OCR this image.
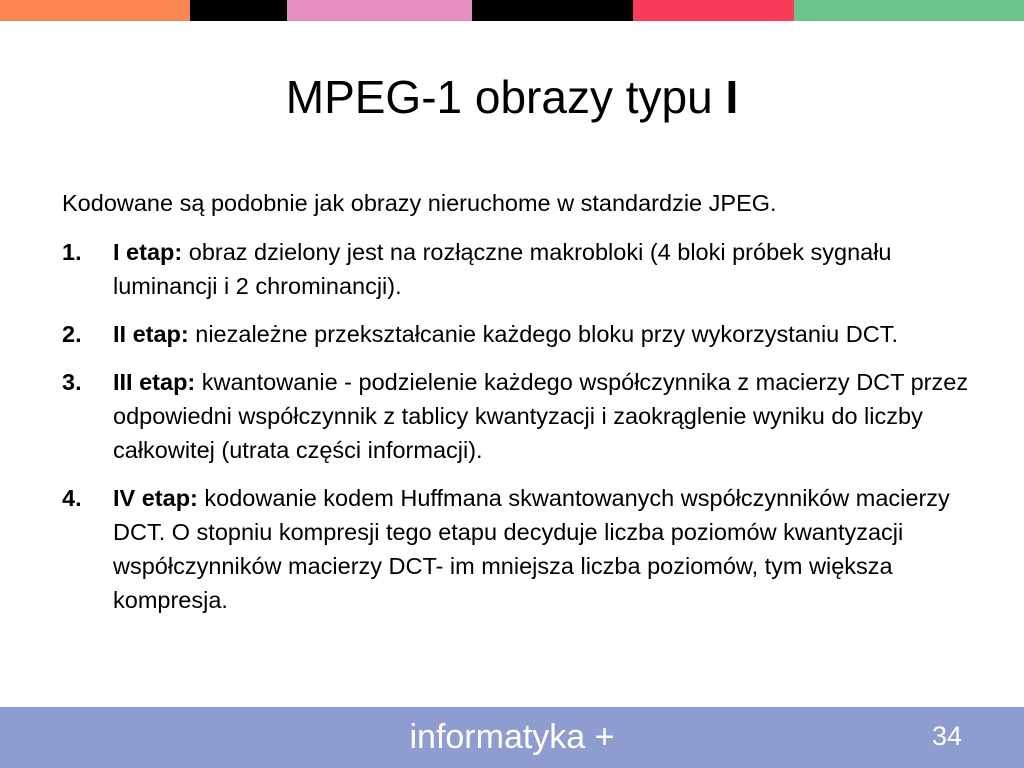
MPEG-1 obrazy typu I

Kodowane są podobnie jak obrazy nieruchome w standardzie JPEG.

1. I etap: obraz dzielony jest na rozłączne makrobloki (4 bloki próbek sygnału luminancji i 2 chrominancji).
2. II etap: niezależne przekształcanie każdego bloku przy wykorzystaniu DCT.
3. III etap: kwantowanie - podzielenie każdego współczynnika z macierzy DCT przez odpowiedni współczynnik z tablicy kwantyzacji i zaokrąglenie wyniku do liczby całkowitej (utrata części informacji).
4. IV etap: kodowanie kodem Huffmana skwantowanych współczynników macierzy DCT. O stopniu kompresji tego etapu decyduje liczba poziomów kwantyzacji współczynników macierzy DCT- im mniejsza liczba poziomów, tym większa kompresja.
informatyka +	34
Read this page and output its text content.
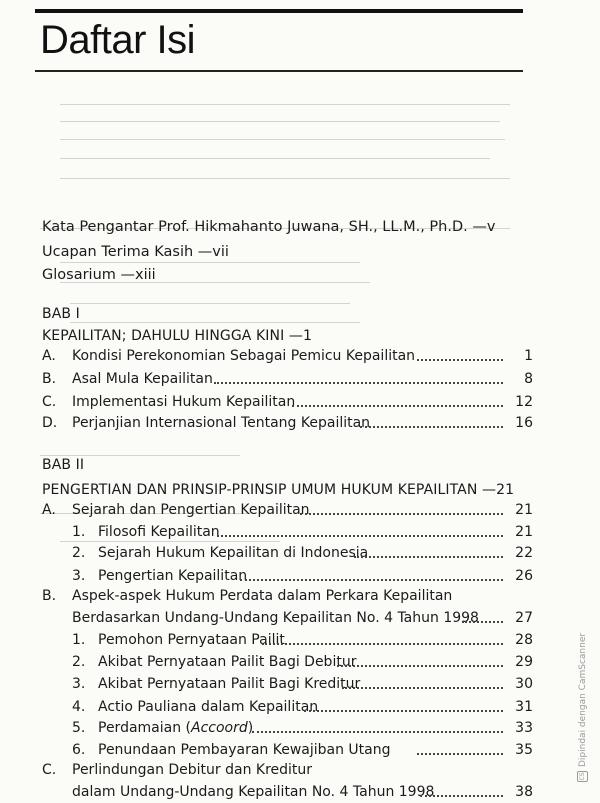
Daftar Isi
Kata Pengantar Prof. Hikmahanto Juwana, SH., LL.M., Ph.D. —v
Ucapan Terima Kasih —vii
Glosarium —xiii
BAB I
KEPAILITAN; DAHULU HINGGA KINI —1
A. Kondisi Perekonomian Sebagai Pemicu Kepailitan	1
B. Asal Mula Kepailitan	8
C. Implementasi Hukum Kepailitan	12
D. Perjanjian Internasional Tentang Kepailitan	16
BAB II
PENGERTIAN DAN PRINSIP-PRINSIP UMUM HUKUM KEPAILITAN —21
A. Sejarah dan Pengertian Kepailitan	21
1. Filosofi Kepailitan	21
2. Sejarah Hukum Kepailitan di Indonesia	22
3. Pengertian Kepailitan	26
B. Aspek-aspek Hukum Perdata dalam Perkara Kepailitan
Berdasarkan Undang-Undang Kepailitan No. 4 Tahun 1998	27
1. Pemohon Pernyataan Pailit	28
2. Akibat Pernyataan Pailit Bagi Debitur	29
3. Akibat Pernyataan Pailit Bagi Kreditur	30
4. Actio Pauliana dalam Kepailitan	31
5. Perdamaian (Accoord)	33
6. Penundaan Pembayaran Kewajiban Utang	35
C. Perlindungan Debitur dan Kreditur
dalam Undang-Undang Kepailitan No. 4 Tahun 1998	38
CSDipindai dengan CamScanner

....

Output every entry exactly as given; pictures are not part of the copy.

## [Reply to the task]
OCR this image.
MPEG-1 obrazy typu I

Kodowane są podobnie jak obrazy nieruchome w standardzie JPEG.

1. I etap: obraz dzielony jest na rozłączne makrobloki (4 bloki próbek sygnału luminancji i 2 chrominancji).
2. II etap: niezależne przekształcanie każdego bloku przy wykorzystaniu DCT.
3. III etap: kwantowanie - podzielenie każdego współczynnika z macierzy DCT przez odpowiedni współczynnik z tablicy kwantyzacji i zaokrąglenie wyniku do liczby całkowitej (utrata części informacji).
4. IV etap: kodowanie kodem Huffmana skwantowanych współczynników macierzy DCT. O stopniu kompresji tego etapu decyduje liczba poziomów kwantyzacji współczynników macierzy DCT- im mniejsza liczba poziomów, tym większa kompresja.
informatyka +	34
Read this page and output its text content.
Daftar Isi
Kata Pengantar Prof. Hikmahanto Juwana, SH., LL.M., Ph.D. —v
Ucapan Terima Kasih —vii
Glosarium —xiii
BAB I
KEPAILITAN; DAHULU HINGGA KINI —1
A. Kondisi Perekonomian Sebagai Pemicu Kepailitan	1
B. Asal Mula Kepailitan	8
C. Implementasi Hukum Kepailitan	12
D. Perjanjian Internasional Tentang Kepailitan	16
BAB II
PENGERTIAN DAN PRINSIP-PRINSIP UMUM HUKUM KEPAILITAN —21
A. Sejarah dan Pengertian Kepailitan	21
1. Filosofi Kepailitan	21
2. Sejarah Hukum Kepailitan di Indonesia	22
3. Pengertian Kepailitan	26
B. Aspek-aspek Hukum Perdata dalam Perkara Kepailitan
Berdasarkan Undang-Undang Kepailitan No. 4 Tahun 1998	27
1. Pemohon Pernyataan Pailit	28
2. Akibat Pernyataan Pailit Bagi Debitur	29
3. Akibat Pernyataan Pailit Bagi Kreditur	30
4. Actio Pauliana dalam Kepailitan	31
5. Perdamaian (Accoord)	33
6. Penundaan Pembayaran Kewajiban Utang	35
C. Perlindungan Debitur dan Kreditur
dalam Undang-Undang Kepailitan No. 4 Tahun 1998	38
CSDipindai dengan CamScanner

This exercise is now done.